> [WRITTEN REQUEST]: Copy out the lines below word for word, leaving out the pictures.

> [EXTRACTED DATA]:
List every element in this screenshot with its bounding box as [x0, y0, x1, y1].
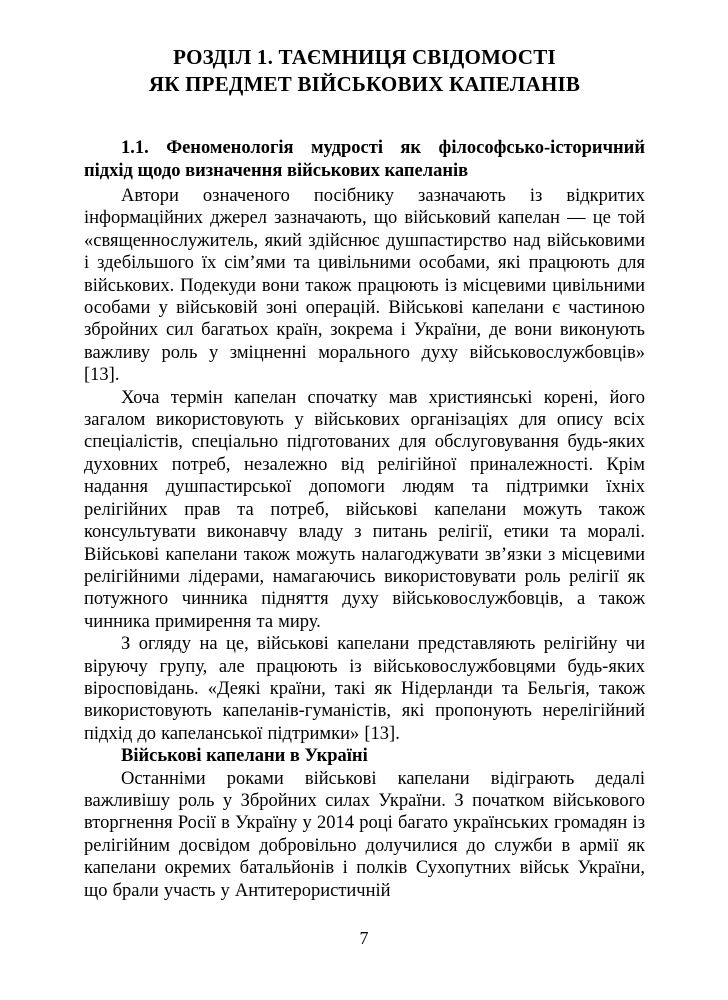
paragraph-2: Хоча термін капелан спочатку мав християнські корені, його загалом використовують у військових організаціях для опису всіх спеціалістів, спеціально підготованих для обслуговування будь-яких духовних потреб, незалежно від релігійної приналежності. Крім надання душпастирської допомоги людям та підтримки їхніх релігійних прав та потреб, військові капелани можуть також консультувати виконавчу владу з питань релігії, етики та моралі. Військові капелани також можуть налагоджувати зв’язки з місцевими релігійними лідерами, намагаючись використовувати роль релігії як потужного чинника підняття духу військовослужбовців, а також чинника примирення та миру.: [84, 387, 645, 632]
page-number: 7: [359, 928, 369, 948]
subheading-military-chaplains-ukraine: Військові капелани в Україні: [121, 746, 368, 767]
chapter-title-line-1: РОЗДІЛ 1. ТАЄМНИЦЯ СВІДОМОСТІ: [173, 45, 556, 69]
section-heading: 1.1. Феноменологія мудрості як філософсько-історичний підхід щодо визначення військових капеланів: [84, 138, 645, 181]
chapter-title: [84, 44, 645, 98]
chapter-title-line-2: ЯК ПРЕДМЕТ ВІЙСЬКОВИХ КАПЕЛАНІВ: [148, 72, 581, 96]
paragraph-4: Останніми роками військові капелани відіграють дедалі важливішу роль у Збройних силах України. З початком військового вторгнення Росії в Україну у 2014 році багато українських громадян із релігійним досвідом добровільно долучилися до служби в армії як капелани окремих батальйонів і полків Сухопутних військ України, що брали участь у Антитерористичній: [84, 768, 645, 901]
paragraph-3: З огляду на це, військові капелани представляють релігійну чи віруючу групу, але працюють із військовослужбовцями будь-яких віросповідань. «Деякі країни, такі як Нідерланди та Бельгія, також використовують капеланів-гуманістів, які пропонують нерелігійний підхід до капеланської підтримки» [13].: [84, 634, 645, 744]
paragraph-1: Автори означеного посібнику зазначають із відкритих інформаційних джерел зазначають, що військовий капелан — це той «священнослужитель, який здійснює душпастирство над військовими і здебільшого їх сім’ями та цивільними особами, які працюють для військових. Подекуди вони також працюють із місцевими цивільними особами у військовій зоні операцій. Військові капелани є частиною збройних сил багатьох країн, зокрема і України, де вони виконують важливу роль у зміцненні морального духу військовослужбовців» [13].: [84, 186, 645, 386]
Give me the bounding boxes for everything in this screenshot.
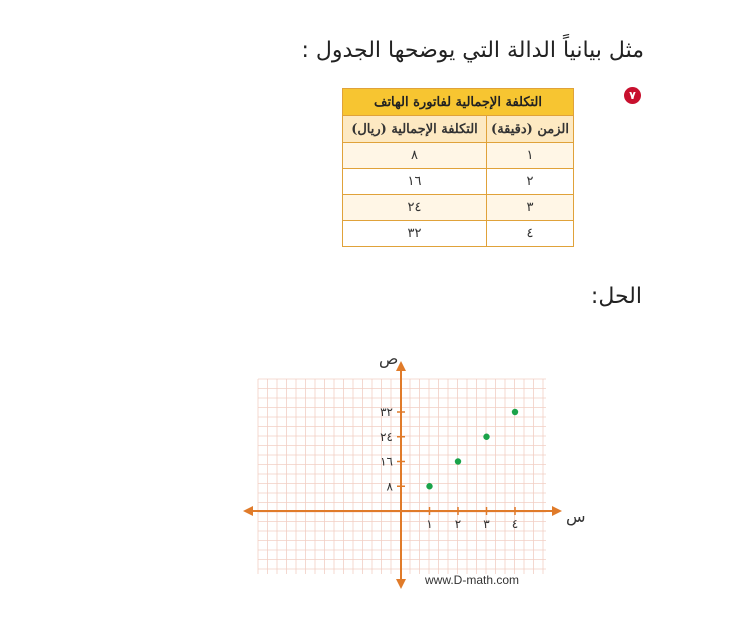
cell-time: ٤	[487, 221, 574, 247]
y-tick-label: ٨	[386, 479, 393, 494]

> [THE ANSWER]:
List every element in this screenshot with its bounding box as [x0, y0, x1, y1].
paragraph-2: Хоча термін капелан спочатку мав християнські корені, його загалом використовують у військових організаціях для опису всіх спеціалістів, спеціально підготованих для обслуговування будь-яких духовних потреб, незалежно від релігійної приналежності. Крім надання душпастирської допомоги людям та підтримки їхніх релігійних прав та потреб, військові капелани можуть також консультувати виконавчу владу з питань релігії, етики та моралі. Військові капелани також можуть налагоджувати зв’язки з місцевими релігійними лідерами, намагаючись використовувати роль релігії як потужного чинника підняття духу військовослужбовців, а також чинника примирення та миру.: [84, 387, 645, 632]
page-number: 7: [359, 928, 369, 948]
subheading-military-chaplains-ukraine: Військові капелани в Україні: [121, 746, 368, 767]
chapter-title-line-1: РОЗДІЛ 1. ТАЄМНИЦЯ СВІДОМОСТІ: [173, 45, 556, 69]
section-heading: 1.1. Феноменологія мудрості як філософсько-історичний підхід щодо визначення військових капеланів: [84, 138, 645, 181]
chapter-title: [84, 44, 645, 98]
chapter-title-line-2: ЯК ПРЕДМЕТ ВІЙСЬКОВИХ КАПЕЛАНІВ: [148, 72, 581, 96]
paragraph-4: Останніми роками військові капелани відіграють дедалі важливішу роль у Збройних силах України. З початком військового вторгнення Росії в Україну у 2014 році багато українських громадян із релігійним досвідом добровільно долучилися до служби в армії як капелани окремих батальйонів і полків Сухопутних військ України, що брали участь у Антитерористичній: [84, 768, 645, 901]
paragraph-3: З огляду на це, військові капелани представляють релігійну чи віруючу групу, але працюють із військовослужбовцями будь-яких віросповідань. «Деякі країни, такі як Нідерланди та Бельгія, також використовують капеланів-гуманістів, які пропонують нерелігійний підхід до капеланської підтримки» [13].: [84, 634, 645, 744]
paragraph-1: Автори означеного посібнику зазначають із відкритих інформаційних джерел зазначають, що військовий капелан — це той «священнослужитель, який здійснює душпастирство над військовими і здебільшого їх сім’ями та цивільними особами, які працюють для військових. Подекуди вони також працюють із місцевими цивільними особами у військовій зоні операцій. Військові капелани є частиною збройних сил багатьох країн, зокрема і України, де вони виконують важливу роль у зміцненні морального духу військовослужбовців» [13].: [84, 186, 645, 386]
Give me the bounding boxes for everything in this screenshot.
cell-time: ٤	[487, 221, 574, 247]
y-tick-label: ٨	[386, 479, 393, 494]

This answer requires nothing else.